## Your objective
Below are some records; retype all of them exactly.

## Data supplied
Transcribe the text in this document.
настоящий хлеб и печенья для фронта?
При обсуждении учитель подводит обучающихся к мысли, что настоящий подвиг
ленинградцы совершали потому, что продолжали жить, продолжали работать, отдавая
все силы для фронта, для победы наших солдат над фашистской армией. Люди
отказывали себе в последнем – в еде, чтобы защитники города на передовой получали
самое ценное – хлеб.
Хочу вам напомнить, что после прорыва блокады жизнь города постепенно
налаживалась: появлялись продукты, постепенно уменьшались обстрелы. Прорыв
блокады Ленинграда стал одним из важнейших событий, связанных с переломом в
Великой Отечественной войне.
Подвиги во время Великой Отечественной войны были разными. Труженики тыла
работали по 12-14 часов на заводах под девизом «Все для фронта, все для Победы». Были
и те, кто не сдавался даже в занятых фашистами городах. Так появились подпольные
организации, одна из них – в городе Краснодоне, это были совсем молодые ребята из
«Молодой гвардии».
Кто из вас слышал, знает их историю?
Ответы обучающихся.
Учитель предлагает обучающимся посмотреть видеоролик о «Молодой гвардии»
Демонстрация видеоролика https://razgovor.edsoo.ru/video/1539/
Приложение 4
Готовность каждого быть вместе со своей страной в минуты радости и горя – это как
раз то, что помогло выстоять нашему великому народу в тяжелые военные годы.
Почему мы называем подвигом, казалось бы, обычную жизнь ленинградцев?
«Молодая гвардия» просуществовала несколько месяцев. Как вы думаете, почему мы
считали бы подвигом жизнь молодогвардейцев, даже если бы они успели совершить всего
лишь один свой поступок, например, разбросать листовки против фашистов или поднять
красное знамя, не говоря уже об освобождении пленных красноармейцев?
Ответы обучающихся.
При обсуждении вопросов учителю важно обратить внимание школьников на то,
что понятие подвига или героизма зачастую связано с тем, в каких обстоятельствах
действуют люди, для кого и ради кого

## Solution to this problem
Transcribe the text in this document.
настоящий хлеб и печенья для фронта?
При обсуждении учитель подводит обучающихся к мысли, что настоящий подвиг
ленинградцы совершали потому, что продолжали жить, продолжали работать, отдавая
все силы для фронта, для победы наших солдат над фашистской армией. Люди
отказывали себе в последнем – в еде, чтобы защитники города на передовой получали
самое ценное – хлеб.
Хочу вам напомнить, что после прорыва блокады жизнь города постепенно
налаживалась: появлялись продукты, постепенно уменьшались обстрелы. Прорыв
блокады Ленинграда стал одним из важнейших событий, связанных с переломом в
Великой Отечественной войне.
Подвиги во время Великой Отечественной войны были разными. Труженики тыла
работали по 12-14 часов на заводах под девизом «Все для фронта, все для Победы». Были
и те, кто не сдавался даже в занятых фашистами городах. Так появились подпольные
организации, одна из них – в городе Краснодоне, это были совсем молодые ребята из
«Молодой гвардии».
Кто из вас слышал, знает их историю?
Ответы обучающихся.
Учитель предлагает обучающимся посмотреть видеоролик о «Молодой гвардии»
Демонстрация видеоролика https://razgovor.edsoo.ru/video/1539/
Приложение 4
Готовность каждого быть вместе со своей страной в минуты радости и горя – это как
раз то, что помогло выстоять нашему великому народу в тяжелые военные годы.
Почему мы называем подвигом, казалось бы, обычную жизнь ленинградцев?
«Молодая гвардия» просуществовала несколько месяцев. Как вы думаете, почему мы
считали бы подвигом жизнь молодогвардейцев, даже если бы они успели совершить всего
лишь один свой поступок, например, разбросать листовки против фашистов или поднять
красное знамя, не говоря уже об освобождении пленных красноармейцев?
Ответы обучающихся.
При обсуждении вопросов учителю важно обратить внимание школьников на то,
что понятие подвига или героизма зачастую связано с тем, в каких обстоятельствах
действуют люди, для кого и ради кого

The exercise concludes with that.